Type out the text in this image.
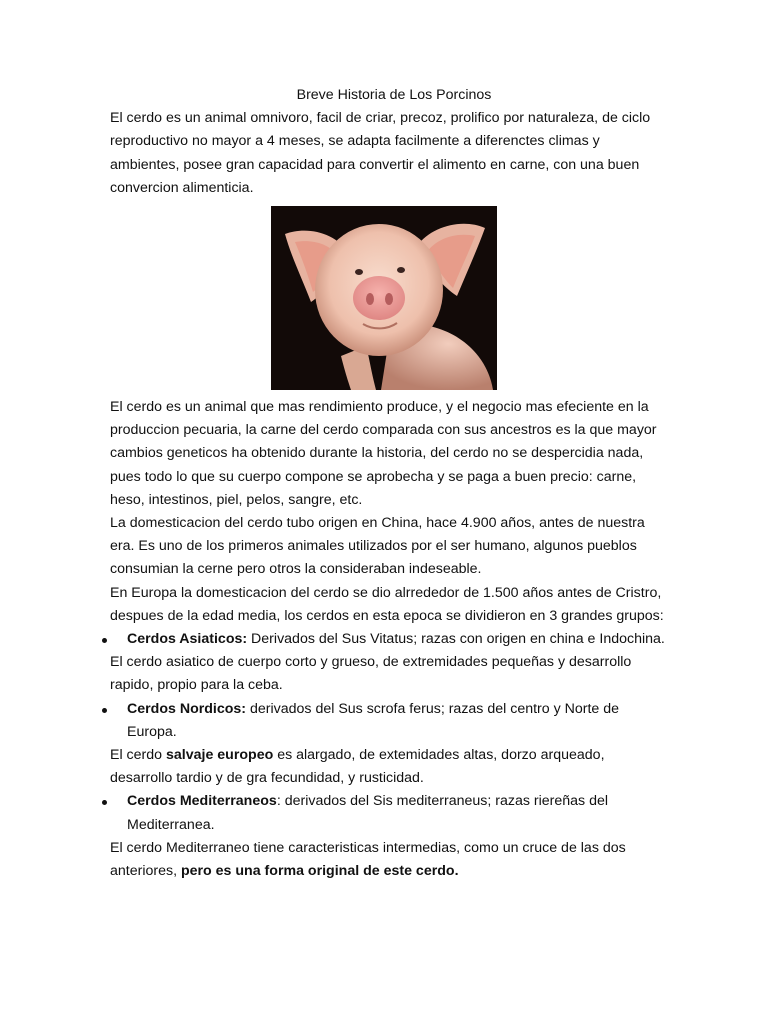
Breve Historia de Los Porcinos

El cerdo es un animal omnivoro, facil de criar, precoz, prolifico por naturaleza, de ciclo reproductivo no mayor a 4 meses, se adapta facilmente a diferenctes climas y ambientes, posee gran capacidad para convertir el alimento en carne, con una buen convercion alimenticia.

El cerdo es un animal que mas rendimiento produce, y el negocio mas efeciente en la produccion pecuaria, la carne del cerdo comparada con sus ancestros es la que mayor cambios geneticos ha obtenido durante la historia, del cerdo no se despercidia nada, pues todo lo que su cuerpo compone se aprobecha y se paga a buen precio: carne, heso, intestinos, piel, pelos, sangre, etc.

La domesticacion del cerdo tubo origen en China, hace 4.900 años, antes de nuestra era. Es uno de los primeros animales utilizados por el ser humano, algunos pueblos consumian la cerne pero otros la consideraban indeseable.

En Europa la domesticacion del cerdo se dio alrrededor de 1.500 años antes de Cristro, despues de la edad media, los cerdos en esta epoca se dividieron en 3 grandes grupos:

Cerdos Asiaticos: Derivados del Sus Vitatus; razas con origen en china e Indochina.

El cerdo asiatico de cuerpo corto y grueso, de extremidades pequeñas y desarrollo rapido, propio para la ceba.

Cerdos Nordicos: derivados del Sus scrofa ferus; razas del centro y Norte de Europa.

El cerdo salvaje europeo es alargado, de extemidades altas, dorzo arqueado, desarrollo tardio y de gra fecundidad, y rusticidad.

Cerdos Mediterraneos: derivados del Sis mediterraneus; razas riereñas del Mediterranea.

El cerdo Mediterraneo tiene caracteristicas intermedias, como un cruce de las dos anteriores, pero es una forma original de este cerdo.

=====

→ Problem
Please transcribe the material above exactly as written. Leave the pictures out.

→ Answer to the exercise
Type out the text in this image.
Breve Historia de Los Porcinos

El cerdo es un animal omnivoro, facil de criar, precoz, prolifico por naturaleza, de ciclo reproductivo no mayor a 4 meses, se adapta facilmente a diferenctes climas y ambientes, posee gran capacidad para convertir el alimento en carne, con una buen convercion alimenticia.

El cerdo es un animal que mas rendimiento produce, y el negocio mas efeciente en la produccion pecuaria, la carne del cerdo comparada con sus ancestros es la que mayor cambios geneticos ha obtenido durante la historia, del cerdo no se despercidia nada, pues todo lo que su cuerpo compone se aprobecha y se paga a buen precio: carne, heso, intestinos, piel, pelos, sangre, etc.

La domesticacion del cerdo tubo origen en China, hace 4.900 años, antes de nuestra era. Es uno de los primeros animales utilizados por el ser humano, algunos pueblos consumian la cerne pero otros la consideraban indeseable.

En Europa la domesticacion del cerdo se dio alrrededor de 1.500 años antes de Cristro, despues de la edad media, los cerdos en esta epoca se dividieron en 3 grandes grupos:

Cerdos Asiaticos: Derivados del Sus Vitatus; razas con origen en china e Indochina.

El cerdo asiatico de cuerpo corto y grueso, de extremidades pequeñas y desarrollo rapido, propio para la ceba.

Cerdos Nordicos: derivados del Sus scrofa ferus; razas del centro y Norte de Europa.

El cerdo salvaje europeo es alargado, de extemidades altas, dorzo arqueado, desarrollo tardio y de gra fecundidad, y rusticidad.

Cerdos Mediterraneos: derivados del Sis mediterraneus; razas riereñas del Mediterranea.

El cerdo Mediterraneo tiene caracteristicas intermedias, como un cruce de las dos anteriores, pero es una forma original de este cerdo.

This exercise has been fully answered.